Photographing in poor lighting conditions
In photography, light plays a crucial role in creating a successful photo. However, unfavourable lighting situations that make photography a challenge are not uncommon.
When we talk about a bad lighting situation, there is usually too little light. But too much light or extreme differences in brightness within a shot can also be a problem. In this article we will show you how to deal with difficult lighting situations.
Problem 1: Too little light
Both indoors and outdoors, there is often the problem that there is not enough ambient light for a sufficiently exposed shot. How you should react to too little light depends strongly on what you want to photograph.
Solution 1: Using the camera settings correctly
The first and easiest way to get more light on the sensor is to adjust the various setting parameters such as aperture, exposure time and ISO.
Use a large aperture value to open the iris of the lens widely and let more light fall on the sensor. The wide opening of the aperture, however, poses the problem that the sharp area of the image becomes smaller. Consequently, this method is only suitable for most lenses if you want to focus on a certain object that does not cover the largest part of the image. Larger objects can’t be completely focused with this setting.
However, if you want to focus on a landscape or skyline in its entirety, you will have to increase the exposure time. The higher the exposure time, the longer the shutter remains open. However, a long exposure time is only suitable for still subjects. Unless you want to take advantage of motion blur, for example for a waterfall.
The third parameter that can help to achieve a brighter image is the ISO value. The standard value of ISO is between 100 and 200. This value controls the light sensitivity of the sensor. If the ISO value is doubled, the light sensitivity of the sensor also doubles. At first glance, this may sound like the ideal solution for insufficient light. But beware: an increase in the ISO value can lead to image noise and thus reduces the quality of the image.
Solution 2: Use a tripod as an aid
The longer the exposure time you select, the more light can reach the camera’s sensor. However, this has the disadvantage that humans cannot keep every exposure time blur-free. If your focal length is not too long, shutter speeds of up to 1/60 of a second can be maintained. However, a tripod is required for longer exposure times. By increasing the exposure time, you can close the aperture far despite low light to capture objects in full focus.
In addition to the tripod, a remote shutter release offers even more security for a blur-free and sharp image. Just pressing the shutter release can cause camera shake. As already mentioned, this method entails the risk of motion blur, which is why it is only suitable for motionless objects.
Solution 3: The choice of lens
When taking pictures, the choice of lens also affects the result of your shot. The first option is to choose a fast lens. Powerful lenses offer particularly high aperture values, allowing more light to reach the sensor. Such high f-stops are often found in fixed focal length lenses due to their simpler design. These lenses have the disadvantage that you can only adjust the image section by changing your own position.

# Tasks to complete
[a] Summarize the low-light photography article in two sentences.
[b] Reproduce the stretch of the low-light photography article from "However, if you" through "quality of the image.".

# Records supplied

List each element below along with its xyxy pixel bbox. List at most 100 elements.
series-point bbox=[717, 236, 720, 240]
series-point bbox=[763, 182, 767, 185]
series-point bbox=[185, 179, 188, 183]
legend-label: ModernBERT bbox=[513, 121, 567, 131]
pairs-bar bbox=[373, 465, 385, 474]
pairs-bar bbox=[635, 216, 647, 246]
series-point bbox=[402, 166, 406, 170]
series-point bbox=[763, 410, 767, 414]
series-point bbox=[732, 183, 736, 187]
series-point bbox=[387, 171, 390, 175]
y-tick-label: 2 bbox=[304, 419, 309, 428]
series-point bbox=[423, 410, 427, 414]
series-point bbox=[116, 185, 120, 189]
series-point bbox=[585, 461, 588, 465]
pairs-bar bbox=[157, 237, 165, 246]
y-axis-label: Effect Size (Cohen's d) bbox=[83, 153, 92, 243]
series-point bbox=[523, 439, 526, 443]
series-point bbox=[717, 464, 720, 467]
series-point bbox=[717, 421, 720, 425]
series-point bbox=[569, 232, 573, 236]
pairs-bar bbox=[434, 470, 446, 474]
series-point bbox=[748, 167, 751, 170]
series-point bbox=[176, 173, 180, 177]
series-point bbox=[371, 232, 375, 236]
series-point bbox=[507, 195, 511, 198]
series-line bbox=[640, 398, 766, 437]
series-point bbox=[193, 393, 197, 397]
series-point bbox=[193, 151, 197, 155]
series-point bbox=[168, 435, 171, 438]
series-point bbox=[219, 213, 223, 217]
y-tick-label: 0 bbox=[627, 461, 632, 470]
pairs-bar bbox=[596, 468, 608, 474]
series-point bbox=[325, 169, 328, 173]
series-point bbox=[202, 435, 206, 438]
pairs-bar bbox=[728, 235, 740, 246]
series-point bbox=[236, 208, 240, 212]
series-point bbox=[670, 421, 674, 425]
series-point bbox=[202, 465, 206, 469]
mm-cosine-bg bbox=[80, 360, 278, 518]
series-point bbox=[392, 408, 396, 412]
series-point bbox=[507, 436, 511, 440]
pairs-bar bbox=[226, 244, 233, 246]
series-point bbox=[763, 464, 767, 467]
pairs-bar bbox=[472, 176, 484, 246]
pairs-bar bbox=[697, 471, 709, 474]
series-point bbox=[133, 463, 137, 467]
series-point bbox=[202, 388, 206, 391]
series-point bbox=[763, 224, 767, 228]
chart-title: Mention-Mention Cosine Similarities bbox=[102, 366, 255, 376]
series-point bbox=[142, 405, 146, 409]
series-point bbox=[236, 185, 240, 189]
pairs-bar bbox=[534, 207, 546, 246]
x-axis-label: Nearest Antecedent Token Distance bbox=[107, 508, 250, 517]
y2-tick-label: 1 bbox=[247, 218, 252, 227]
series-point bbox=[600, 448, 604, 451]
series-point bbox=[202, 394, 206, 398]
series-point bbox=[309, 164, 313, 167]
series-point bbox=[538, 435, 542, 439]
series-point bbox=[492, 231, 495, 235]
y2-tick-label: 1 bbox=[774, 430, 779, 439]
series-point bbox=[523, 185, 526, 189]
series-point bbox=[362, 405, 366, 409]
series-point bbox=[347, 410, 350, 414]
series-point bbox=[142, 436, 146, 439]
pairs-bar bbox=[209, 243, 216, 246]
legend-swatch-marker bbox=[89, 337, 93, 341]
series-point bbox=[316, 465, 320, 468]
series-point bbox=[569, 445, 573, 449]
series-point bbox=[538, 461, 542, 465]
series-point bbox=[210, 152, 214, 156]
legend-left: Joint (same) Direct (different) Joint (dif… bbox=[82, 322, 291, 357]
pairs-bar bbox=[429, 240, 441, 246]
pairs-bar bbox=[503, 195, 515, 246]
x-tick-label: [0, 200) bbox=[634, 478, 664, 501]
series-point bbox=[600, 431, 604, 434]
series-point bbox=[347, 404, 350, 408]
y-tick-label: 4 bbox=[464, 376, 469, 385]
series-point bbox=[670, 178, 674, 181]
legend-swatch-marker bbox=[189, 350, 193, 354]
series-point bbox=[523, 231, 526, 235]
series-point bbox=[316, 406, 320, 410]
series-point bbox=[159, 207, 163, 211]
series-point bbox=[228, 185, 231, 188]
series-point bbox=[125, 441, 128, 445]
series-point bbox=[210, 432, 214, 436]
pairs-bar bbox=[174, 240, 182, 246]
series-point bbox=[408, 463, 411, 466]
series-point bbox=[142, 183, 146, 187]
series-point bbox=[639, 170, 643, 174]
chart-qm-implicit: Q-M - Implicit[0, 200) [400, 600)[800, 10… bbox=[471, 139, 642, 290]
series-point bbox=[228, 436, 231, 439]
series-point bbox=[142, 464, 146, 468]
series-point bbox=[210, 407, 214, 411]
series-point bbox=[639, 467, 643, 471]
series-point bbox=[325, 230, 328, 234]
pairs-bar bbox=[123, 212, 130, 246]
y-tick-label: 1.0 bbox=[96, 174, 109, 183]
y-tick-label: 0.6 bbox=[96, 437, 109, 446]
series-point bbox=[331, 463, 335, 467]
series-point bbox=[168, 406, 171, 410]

# Responses
[a] A difficult lighting situation in photography usually means too little light, although too much light or extreme differences in brightness can also cause problems. To deal with too little light, the article recommends several approaches: adjusting aperture, exposure time and ISO, each of which has a drawback (a smaller sharp area, motion blur or image noise); using a tripod and remote shutter release for long exposures; and choosing a fast lens.

[b]
However, if you want to focus on a landscape or skyline in its entirety, you will have to increase the exposure time. The higher the exposure time, the longer the shutter remains open. However, a long exposure time is only suitable for still subjects. Unless you want to take advantage of motion blur, for example for a waterfall.
The third parameter that can help to achieve a brighter image is the ISO value. The standard value of ISO is between 100 and 200. This value controls the light sensitivity of the sensor. If the ISO value is doubled, the light sensitivity of the sensor also doubles. At first glance, this may sound like the ideal solution for insufficient light. But beware: an increase in the ISO value can lead to image noise and thus reduces the quality of the image.